» REQUIRED TASKS
a: In the report on the RSNA pay-for-performance session, what share of imaging studies performed have studies shown may be redundant?
b: Extend the report on the RSNA pay-for-performance session by writing what comes after its last sentence.

» DOCUMENT SEGMENT
■ ■ ■ ■ ■ ■ ■

CHICAGO, Nov. 26—The current reimbursement system doesn’t reward quality or punish poor performance, said Bruce Reiner, MD, of the VA Maryland Health Care System in Baltimore, during his session titled “Using Information Technology to Document Your Value” presented at the 93rd annual meeting of the Radiological Society of North America (RSNA).
Plus, inflationary pressures put greater emphasis on cost than quality. Pay for performance (P4P) is the use of incentives to encourage the delivery of evidence-based medicine practices.
The Institute of Medicine (IOM) has called for sweeping reform of the healthcare system and recently created a P4P subcommittee. The organization has listed the following as goals for P4P systems: safety, effectiveness, patient centricity, timeliness, efficiency and equity. In 2001, the IOM recommended financial incentives based on evidence-based medicine and improved outcomes.
In the United States, two times as much per capita is spent on healthcare as in other countries. Reiner said that studies have shown that up to 7 percent of imaging studies performed are redundant. So, just a 1 percent decrease in repeat exams would save $92 million.

■ ■ ■ ■ ■ ■ ■

» DATA RECORDS
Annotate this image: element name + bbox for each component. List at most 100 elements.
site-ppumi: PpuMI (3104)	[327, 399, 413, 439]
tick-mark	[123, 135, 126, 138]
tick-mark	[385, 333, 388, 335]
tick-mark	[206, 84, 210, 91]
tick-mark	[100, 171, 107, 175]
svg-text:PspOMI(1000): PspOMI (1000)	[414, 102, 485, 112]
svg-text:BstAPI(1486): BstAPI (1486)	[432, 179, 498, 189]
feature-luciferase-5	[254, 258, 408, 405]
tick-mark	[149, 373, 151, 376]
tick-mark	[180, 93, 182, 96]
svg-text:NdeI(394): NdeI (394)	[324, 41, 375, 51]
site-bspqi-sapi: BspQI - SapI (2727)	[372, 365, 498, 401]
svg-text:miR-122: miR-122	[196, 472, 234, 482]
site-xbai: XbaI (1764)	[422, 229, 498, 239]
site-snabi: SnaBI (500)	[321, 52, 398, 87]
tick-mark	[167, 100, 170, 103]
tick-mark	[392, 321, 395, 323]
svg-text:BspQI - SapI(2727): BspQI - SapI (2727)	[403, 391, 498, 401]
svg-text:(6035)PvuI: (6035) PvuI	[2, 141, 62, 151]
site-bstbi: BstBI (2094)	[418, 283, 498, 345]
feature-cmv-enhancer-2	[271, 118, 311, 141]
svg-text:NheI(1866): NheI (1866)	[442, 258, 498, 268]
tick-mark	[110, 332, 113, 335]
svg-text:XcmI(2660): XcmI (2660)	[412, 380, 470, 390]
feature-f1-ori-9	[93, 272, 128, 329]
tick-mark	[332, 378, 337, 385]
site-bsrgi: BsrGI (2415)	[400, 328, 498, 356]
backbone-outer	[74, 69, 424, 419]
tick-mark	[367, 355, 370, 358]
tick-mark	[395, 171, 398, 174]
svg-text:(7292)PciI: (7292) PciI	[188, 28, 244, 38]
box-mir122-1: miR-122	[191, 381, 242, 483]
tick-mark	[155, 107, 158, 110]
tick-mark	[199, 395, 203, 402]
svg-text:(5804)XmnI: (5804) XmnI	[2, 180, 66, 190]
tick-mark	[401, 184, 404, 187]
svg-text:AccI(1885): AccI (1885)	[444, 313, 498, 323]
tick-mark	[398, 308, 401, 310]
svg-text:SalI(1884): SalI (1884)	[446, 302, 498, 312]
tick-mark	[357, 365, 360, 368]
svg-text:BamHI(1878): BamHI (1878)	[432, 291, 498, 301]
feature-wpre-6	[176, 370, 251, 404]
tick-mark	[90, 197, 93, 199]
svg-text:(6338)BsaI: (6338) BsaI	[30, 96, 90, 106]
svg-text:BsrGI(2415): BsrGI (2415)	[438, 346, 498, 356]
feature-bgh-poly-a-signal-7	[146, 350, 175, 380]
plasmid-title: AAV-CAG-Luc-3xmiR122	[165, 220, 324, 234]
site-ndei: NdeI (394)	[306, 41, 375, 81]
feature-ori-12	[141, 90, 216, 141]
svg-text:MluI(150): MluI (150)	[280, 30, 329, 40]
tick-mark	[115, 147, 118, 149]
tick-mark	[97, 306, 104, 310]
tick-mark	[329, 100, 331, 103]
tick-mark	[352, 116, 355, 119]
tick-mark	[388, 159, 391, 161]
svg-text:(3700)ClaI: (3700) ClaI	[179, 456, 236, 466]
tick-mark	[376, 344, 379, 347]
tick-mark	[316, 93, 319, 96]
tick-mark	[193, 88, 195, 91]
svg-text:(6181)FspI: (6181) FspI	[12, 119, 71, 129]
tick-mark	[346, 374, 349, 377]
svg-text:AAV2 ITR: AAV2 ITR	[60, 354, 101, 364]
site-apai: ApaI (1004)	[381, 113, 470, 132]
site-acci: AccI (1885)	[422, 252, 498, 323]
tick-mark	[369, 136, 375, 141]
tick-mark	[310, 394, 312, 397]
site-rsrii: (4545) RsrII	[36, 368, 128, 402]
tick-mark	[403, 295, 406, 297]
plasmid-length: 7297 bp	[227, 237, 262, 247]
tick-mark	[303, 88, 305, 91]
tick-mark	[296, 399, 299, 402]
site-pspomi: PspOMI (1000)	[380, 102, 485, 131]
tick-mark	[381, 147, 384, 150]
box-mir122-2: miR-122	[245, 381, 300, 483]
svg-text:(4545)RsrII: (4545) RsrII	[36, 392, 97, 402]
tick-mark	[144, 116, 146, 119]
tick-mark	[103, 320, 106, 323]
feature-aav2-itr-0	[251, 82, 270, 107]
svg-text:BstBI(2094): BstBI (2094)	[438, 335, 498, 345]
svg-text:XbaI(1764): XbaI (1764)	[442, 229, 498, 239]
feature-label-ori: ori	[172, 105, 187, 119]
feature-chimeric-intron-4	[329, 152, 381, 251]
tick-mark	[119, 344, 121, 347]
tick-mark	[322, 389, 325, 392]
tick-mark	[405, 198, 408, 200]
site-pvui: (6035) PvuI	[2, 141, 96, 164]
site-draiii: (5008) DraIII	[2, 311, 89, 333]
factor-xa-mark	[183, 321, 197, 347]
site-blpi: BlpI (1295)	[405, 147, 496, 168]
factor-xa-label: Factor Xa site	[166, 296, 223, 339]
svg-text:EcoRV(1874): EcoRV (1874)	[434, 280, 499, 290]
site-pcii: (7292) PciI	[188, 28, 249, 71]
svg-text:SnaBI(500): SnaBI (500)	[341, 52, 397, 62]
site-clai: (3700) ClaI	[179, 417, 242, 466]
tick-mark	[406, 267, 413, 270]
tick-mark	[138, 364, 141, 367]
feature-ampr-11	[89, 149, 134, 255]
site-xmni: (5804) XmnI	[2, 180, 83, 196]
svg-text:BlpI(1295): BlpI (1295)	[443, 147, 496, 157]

■ ■ ■ ■ ■ ■ ■

» EXPECTED RESPONSES
a: Up to 7 percent.

b:
The benefits of P4P to physicians include automated data extraction for outcomes analysis, financial payments, and automated alerts and recommendations.
Reiner said the healthcare field needs to create quality performance metrics that enlist industry support to tie quality performance metrics to imaging modalities. For example, why should a radiologist get the same pay for both 1.5T and 3T magnet studies? His other recommendations include the support of standardization and integration of referenceable databases, tracking quality assurance (QA) performance from patients’ point of view, tying malpractice rates to individual QA rates, and tying reimbursement to the practice of evidence-based medicine.
Right now, P4P is focused on primary care, Reiner said, but “it will affect radiology and IT in the near future.”